--- Start PAGE ---
I would like to extract only the exon_number=5 from the 8th column. This is kind of a long one line command and, since I have other columns I want to keep, I guess that I cannot use awk -F ';'. I tried something like:

sed -E 's/ ID=*$exon_number=[0-9]$* \1/'

Desired output:

chr1 162724289 162724421 CAAAATGTTTATAAGGACAGCCTGCTCTCTCCCCTCAGTACAGGGCAGCTGCTTGCCTGTGAACCAGTAAACAGCTCTGTGGTTTCATGGTTGCTCCCTCTCTCCCCAACCCTCACCTCTCAAGGCTGGACT chr1 162724414 162724421 exon_number=5

Any advice would be great! Thanks

With `sed -E 's/.*\<(exon_number=[0-9]+).*/\1/'`, I can only extract [`exon_number=26`](https://ideone.com/GlEfR1). How come you need `7`? — Wiktor Stribiżew, Jul 04 '18 at 14:09
Sorry @WiktorStribiżew it was a mistake. Actually is `exon_number=26`. I will edit the question. — Tato14, Jul 05 '18 at 06:16
Hi @BenjaminW. That should be a good answer if I only want to print this. But, since I have more data in other columns that I would like to keep this is not my best option. That's why I asked for `sed` — Tato14, Jul 05 '18 at 06:19
Try [`sed -E 's/(.* )ID=[^[:space:]]*(exon_number=[0-9]+).*/\1\2/'`](https://ideone.com/jvjJAp) — Wiktor Stribiżew, Jul 05 '18 at 06:35
I will cast a reopen vote since the question is not about `grep`ping a value from text, and [Egrep/Sed: return only the regex match, not the whole line](https://stackoverflow.com/questions/18539494) does not solve the issue. — Wiktor Stribiżew, Jul 05 '18 at 06:44
Thanks @WiktorStribiżew! That solved my problem. Capturing the first part was something I didn't thought (I'm kind of newbie :P). — Tato14, Jul 05 '18 at 06:49
@WiktorStribiżew The duplicate isn't a correct duplicate any longer, that's right. I'd also argue that it was before the question was edited to change input, expected output and wording, though. — Benjamin W., Jul 05 '18 at 13:14

score 2 · Answer 1 · answered Jul 05 '18 at 13:38

With sed, you may match and remove exactly what you want:

sed -E 's/(.* )ID=[^[:space:]]*(exon_number=[0-9]+).*/\1\2/'

See the online sed demo

Explanation

-E - POSIX ERE syntax enabling option
(.* )ID=[^[:space:]]*(exon_number=[0-9]+).* - a rege pattern matching:
- (.* ) - Group 1: any 0+ chars, as many as possible, and then a space
- ID=[^[:space:]]* - ID= and 0+ whitespace chars
- (exon_number=[0-9]+) - exon_number= and 1 or more digits (Group 2)
--- End PAGE ---
--- Start RECORDED DATA ---
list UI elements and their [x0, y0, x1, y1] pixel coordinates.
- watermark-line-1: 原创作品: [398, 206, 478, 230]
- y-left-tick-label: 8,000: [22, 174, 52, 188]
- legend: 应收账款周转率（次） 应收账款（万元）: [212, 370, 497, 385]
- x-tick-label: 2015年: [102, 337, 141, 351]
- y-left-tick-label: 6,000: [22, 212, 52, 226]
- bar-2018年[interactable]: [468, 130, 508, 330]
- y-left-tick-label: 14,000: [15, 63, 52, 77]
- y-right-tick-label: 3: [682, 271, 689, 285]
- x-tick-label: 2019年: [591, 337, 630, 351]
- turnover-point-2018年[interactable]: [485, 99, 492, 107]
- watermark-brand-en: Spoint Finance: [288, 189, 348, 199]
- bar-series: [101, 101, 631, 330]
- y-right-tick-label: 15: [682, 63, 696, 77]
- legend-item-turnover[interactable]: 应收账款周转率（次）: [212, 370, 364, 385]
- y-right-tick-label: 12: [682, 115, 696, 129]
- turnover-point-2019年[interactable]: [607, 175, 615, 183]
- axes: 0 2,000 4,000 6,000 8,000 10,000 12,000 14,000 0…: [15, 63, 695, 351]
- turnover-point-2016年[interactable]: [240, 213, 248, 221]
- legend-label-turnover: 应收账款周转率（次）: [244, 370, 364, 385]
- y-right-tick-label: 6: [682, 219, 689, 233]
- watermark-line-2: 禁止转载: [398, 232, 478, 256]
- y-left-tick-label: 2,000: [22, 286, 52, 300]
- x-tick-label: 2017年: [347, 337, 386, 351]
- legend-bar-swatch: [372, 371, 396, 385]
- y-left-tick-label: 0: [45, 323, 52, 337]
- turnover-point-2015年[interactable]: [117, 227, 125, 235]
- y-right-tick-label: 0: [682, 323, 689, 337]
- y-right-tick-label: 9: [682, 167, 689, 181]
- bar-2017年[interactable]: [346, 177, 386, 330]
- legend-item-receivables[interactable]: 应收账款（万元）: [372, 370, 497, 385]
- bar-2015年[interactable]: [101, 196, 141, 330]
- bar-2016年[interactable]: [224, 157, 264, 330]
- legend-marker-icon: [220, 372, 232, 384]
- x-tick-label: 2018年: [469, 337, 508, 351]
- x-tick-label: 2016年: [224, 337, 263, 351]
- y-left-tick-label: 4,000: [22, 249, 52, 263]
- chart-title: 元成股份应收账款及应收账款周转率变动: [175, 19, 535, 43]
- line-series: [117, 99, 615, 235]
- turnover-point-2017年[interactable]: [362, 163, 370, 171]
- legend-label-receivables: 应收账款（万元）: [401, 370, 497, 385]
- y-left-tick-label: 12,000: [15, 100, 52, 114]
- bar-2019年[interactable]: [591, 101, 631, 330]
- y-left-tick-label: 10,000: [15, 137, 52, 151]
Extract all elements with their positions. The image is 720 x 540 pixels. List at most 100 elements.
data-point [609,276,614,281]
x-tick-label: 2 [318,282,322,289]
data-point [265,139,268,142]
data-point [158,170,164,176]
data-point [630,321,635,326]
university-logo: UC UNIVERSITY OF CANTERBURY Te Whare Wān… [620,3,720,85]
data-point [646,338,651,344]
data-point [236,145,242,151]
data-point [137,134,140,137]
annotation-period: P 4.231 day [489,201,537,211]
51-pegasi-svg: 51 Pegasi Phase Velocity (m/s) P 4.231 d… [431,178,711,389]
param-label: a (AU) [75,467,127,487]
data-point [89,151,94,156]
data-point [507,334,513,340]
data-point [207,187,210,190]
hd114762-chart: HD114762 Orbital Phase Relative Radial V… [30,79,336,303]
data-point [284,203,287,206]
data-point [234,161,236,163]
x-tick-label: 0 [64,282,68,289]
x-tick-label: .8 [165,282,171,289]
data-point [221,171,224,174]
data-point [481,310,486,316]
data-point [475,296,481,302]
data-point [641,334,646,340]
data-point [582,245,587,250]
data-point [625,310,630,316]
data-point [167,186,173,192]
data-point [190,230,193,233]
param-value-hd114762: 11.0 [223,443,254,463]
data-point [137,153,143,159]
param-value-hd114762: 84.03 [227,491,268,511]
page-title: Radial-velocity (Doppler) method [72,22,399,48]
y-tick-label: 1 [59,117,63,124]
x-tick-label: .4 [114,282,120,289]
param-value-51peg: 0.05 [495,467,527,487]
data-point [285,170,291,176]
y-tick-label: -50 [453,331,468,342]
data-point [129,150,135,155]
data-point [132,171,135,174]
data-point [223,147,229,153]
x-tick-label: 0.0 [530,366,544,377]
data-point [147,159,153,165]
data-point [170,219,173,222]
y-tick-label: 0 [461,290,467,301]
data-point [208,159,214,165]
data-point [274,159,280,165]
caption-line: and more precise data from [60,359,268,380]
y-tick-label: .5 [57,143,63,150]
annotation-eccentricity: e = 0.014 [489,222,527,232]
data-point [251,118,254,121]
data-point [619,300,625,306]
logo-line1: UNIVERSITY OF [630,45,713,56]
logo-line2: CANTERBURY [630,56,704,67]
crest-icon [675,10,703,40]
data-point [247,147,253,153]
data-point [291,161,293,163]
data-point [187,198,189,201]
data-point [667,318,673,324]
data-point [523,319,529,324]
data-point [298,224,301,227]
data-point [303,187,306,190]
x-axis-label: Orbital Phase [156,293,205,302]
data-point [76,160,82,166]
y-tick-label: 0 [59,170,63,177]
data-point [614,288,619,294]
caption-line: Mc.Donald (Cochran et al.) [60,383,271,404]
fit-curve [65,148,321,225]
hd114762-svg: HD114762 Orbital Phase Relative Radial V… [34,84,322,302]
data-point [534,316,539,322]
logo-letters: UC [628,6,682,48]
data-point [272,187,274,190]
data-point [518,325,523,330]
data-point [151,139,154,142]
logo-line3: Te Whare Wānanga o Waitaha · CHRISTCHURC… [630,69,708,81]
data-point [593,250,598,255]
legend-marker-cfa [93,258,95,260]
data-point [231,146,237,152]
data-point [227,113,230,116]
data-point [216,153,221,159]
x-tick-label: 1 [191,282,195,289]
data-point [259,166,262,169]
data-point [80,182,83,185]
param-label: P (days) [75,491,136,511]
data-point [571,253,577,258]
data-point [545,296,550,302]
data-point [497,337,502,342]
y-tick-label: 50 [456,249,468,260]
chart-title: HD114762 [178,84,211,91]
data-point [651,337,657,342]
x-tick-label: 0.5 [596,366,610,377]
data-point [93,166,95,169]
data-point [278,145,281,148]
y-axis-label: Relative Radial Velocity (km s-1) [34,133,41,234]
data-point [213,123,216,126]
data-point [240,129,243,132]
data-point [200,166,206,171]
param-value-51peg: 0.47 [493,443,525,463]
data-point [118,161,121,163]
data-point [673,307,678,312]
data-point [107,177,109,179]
--- End RECORDED DATA ---
» **REQUIREMENTS**:
[A] In the sed thread, rewrite the passage starting with "See the online" and going on through "digits (Group 2)", changing "POSIX ERE" to "extended regex".
[B] Shorten the comment in the sed thread that begins "Hi @BenjaminW. That should be a good answer" while keeping its main facts.
[C] In the sed thread, what does the -E option enable?

» **EXPECTED OUTPUTS**:
[A]
See the online sed demo

Explanation

-E - extended regex syntax enabling option
(.* )ID=[^[:space:]]*(exon_number=[0-9]+).* - a rege pattern matching:
- (.* ) - Group 1: any 0+ chars, as many as possible, and then a space
- ID=[^[:space:]]* - ID= and 0+ whitespace chars
- (exon_number=[0-9]+) - exon_number= and 1 or more digits (Group 2)

[B] Tato14 tells Benjamin W. that the suggestion works for printing the value alone. It is not the best option because the data in other columns must be kept, which is why sed was requested.

[C] It enables POSIX ERE syntax.